Raw records

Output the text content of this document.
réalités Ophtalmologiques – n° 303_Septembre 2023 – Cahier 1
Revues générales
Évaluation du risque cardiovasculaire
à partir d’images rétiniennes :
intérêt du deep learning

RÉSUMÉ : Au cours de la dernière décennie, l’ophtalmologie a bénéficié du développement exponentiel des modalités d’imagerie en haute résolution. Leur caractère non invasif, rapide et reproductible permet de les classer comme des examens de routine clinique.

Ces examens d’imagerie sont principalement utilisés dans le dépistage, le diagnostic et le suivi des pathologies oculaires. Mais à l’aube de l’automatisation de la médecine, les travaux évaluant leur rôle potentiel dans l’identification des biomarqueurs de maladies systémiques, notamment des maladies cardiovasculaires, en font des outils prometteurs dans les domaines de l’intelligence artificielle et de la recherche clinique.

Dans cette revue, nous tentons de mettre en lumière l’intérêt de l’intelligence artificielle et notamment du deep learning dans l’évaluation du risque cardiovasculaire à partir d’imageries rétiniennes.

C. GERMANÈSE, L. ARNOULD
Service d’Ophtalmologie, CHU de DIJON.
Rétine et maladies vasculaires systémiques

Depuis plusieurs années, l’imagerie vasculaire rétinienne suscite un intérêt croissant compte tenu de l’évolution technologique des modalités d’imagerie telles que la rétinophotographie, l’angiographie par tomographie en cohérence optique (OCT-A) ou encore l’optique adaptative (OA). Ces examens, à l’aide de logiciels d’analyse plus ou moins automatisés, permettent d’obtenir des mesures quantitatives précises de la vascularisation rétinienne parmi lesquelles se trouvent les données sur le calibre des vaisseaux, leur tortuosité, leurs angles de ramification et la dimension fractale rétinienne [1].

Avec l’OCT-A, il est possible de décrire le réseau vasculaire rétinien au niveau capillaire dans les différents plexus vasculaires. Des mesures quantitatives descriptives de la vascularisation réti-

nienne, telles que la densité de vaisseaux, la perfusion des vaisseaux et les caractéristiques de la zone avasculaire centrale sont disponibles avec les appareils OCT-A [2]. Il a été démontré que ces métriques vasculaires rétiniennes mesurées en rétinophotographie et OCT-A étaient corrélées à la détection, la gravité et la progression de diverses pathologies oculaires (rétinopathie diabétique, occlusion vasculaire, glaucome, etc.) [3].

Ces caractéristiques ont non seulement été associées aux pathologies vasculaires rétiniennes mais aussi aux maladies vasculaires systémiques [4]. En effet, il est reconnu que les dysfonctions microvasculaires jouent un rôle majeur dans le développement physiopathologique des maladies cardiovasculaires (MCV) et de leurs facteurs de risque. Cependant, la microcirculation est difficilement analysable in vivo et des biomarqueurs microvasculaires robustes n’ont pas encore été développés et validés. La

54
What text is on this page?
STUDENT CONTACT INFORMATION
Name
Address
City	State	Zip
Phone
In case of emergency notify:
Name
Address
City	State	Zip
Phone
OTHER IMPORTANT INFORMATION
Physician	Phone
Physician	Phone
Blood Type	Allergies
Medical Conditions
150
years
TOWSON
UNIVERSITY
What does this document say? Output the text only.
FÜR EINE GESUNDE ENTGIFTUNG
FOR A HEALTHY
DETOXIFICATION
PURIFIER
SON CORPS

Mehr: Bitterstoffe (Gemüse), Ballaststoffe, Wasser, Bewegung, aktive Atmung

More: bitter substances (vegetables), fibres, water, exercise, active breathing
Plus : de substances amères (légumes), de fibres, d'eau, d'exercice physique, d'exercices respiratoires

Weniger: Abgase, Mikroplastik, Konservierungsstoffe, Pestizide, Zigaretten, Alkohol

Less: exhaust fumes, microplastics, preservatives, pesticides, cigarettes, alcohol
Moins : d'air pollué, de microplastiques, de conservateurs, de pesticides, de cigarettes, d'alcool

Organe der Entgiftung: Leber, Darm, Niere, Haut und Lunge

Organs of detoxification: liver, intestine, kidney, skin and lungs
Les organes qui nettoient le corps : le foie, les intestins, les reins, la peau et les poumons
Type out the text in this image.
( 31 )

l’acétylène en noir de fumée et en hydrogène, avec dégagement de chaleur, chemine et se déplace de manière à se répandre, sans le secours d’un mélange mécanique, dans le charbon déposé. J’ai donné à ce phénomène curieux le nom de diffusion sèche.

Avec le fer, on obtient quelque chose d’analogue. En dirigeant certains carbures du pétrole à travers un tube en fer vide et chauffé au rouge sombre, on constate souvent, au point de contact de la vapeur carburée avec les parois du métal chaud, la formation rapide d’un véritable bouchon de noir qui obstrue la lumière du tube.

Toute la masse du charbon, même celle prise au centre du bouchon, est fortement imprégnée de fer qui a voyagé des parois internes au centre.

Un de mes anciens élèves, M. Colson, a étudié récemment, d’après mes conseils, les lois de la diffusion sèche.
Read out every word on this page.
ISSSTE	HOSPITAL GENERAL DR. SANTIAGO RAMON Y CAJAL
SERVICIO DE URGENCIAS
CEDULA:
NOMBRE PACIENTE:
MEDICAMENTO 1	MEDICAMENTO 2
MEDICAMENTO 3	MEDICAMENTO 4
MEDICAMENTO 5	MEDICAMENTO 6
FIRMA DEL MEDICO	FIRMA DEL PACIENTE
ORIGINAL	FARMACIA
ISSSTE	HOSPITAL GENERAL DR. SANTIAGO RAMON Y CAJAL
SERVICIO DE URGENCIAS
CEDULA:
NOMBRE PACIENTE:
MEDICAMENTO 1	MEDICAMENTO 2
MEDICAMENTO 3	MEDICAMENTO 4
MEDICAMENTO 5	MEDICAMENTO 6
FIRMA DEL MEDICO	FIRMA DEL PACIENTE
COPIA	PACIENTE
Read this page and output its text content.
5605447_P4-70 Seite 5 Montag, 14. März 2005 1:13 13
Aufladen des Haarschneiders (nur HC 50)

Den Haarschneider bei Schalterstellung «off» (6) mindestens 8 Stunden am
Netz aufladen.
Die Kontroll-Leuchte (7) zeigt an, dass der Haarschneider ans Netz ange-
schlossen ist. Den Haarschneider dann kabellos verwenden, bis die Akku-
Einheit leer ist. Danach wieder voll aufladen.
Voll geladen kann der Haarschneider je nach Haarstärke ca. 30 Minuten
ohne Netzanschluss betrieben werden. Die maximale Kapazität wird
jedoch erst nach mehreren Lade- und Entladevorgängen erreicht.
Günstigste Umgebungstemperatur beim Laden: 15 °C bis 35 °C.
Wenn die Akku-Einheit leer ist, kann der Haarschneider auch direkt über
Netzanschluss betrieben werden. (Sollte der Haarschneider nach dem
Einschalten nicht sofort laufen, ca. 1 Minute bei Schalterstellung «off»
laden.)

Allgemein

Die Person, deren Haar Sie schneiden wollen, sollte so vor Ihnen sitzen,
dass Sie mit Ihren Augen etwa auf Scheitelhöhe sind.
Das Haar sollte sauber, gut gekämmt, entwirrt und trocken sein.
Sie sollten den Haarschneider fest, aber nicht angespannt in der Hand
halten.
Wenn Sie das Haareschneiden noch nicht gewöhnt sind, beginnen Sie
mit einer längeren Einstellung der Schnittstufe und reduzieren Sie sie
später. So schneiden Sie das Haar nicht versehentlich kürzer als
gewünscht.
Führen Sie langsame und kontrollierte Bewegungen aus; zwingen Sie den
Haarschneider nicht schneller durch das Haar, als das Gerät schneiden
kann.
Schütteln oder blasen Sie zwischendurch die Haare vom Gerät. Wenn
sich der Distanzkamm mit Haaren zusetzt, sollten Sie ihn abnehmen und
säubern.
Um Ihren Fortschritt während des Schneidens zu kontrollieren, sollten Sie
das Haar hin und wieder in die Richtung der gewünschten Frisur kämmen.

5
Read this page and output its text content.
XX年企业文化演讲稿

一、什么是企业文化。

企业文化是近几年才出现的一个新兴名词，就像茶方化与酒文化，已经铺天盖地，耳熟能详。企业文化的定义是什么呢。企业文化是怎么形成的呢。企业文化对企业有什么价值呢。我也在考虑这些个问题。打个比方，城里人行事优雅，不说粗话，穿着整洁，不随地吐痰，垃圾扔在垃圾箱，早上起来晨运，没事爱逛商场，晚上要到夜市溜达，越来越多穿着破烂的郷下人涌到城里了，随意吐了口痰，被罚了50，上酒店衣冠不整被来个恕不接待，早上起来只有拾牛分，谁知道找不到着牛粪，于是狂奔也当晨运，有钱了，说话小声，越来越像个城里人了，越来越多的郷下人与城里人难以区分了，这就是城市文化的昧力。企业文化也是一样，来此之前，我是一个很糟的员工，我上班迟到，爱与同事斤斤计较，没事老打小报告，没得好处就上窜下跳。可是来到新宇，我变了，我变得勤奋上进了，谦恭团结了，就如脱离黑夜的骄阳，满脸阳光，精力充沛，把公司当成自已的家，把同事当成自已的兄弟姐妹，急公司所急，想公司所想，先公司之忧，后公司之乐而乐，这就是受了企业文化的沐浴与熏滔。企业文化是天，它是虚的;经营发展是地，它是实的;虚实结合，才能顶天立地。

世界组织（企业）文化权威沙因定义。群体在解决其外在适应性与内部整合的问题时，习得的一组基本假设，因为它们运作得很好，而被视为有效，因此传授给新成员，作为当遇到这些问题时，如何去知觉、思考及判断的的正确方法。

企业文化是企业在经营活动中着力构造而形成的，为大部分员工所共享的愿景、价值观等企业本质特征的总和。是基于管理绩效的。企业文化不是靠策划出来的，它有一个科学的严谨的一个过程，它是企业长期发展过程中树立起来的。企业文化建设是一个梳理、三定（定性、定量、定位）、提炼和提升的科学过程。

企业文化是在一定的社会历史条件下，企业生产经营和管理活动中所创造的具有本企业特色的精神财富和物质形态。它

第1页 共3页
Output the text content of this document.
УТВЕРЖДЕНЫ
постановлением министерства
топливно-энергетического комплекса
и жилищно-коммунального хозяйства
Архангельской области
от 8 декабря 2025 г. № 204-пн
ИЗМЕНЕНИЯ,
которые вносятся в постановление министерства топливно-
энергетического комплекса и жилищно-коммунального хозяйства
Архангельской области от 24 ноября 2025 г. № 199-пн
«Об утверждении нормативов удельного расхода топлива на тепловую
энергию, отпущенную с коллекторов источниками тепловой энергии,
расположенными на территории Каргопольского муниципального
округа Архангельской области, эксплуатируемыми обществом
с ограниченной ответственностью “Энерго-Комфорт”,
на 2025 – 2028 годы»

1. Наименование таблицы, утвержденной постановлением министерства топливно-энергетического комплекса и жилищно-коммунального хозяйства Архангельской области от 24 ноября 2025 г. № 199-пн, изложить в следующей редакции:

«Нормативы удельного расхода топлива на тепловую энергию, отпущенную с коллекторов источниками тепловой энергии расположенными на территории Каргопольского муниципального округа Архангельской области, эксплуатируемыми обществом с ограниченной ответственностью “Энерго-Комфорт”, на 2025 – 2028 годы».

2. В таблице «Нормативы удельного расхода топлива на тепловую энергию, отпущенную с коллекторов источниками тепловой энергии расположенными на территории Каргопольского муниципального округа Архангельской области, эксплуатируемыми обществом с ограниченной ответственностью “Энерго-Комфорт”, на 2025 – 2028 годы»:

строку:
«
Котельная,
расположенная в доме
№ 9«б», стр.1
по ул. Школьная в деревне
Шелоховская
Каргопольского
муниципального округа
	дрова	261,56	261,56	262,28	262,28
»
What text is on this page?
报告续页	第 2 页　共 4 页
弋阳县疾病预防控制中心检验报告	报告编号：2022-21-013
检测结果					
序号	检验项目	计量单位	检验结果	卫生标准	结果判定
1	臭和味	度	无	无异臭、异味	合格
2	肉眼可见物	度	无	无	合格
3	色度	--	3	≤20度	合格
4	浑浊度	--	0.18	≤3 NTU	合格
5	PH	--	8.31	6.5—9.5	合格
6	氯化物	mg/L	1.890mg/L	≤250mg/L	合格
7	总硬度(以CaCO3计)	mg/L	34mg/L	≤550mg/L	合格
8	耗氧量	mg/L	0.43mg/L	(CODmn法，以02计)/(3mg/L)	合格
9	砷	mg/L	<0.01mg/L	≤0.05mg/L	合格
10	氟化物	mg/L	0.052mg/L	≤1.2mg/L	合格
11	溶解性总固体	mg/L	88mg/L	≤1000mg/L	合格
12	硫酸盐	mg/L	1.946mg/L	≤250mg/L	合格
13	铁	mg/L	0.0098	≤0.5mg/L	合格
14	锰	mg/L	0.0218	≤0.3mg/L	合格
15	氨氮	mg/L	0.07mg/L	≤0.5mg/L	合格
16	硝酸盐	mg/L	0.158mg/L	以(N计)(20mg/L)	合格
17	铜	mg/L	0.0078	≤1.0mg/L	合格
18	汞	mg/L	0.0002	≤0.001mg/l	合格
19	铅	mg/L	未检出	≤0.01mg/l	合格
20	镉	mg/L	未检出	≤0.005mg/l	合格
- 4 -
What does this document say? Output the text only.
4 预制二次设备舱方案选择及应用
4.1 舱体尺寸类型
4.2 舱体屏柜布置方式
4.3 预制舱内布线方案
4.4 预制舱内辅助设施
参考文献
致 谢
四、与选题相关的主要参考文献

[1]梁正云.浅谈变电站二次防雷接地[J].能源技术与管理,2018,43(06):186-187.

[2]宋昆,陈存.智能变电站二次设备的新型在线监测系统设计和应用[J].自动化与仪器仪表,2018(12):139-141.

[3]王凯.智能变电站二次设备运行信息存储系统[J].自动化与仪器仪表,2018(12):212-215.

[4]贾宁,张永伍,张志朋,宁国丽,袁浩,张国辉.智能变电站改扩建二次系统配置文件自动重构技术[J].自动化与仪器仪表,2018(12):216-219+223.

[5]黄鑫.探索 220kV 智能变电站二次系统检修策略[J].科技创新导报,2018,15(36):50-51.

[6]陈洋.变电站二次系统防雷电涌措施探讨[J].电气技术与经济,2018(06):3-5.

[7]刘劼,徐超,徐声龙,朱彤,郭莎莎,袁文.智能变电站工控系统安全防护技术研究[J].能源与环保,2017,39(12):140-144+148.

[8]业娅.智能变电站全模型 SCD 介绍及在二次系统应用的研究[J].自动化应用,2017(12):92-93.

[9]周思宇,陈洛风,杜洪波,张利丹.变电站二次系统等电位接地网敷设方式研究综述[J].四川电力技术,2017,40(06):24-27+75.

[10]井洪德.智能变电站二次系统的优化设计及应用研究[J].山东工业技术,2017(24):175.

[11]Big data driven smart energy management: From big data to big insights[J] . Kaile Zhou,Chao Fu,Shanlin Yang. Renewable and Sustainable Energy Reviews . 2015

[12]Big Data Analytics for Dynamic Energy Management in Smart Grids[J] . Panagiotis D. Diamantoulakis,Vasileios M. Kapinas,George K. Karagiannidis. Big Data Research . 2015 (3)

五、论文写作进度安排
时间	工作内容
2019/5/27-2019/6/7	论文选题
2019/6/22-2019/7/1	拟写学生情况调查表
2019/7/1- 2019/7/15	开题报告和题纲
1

**Problem requirements:**
Using the listing above, pick out each line that contains the word "oculaires", then copy it.

**Answer:**
Ces examens d’imagerie sont principalement utilisés dans le dépistage, le diagnostic et le suivi des pathologies oculaires. Mais à l’aube de l’automatisation de la médecine, les travaux évaluant leur rôle potentiel dans l’identification des biomarqueurs de maladies systémiques, notamment des maladies cardiovasculaires, en font des outils prometteurs dans les domaines de l’intelligence artificielle et de la recherche clinique.
nienne, telles que la densité de vaisseaux, la perfusion des vaisseaux et les caractéristiques de la zone avasculaire centrale sont disponibles avec les appareils OCT-A [2]. Il a été démontré que ces métriques vasculaires rétiniennes mesurées en rétinophotographie et OCT-A étaient corrélées à la détection, la gravité et la progression de diverses pathologies oculaires (rétinopathie diabétique, occlusion vasculaire, glaucome, etc.) [3].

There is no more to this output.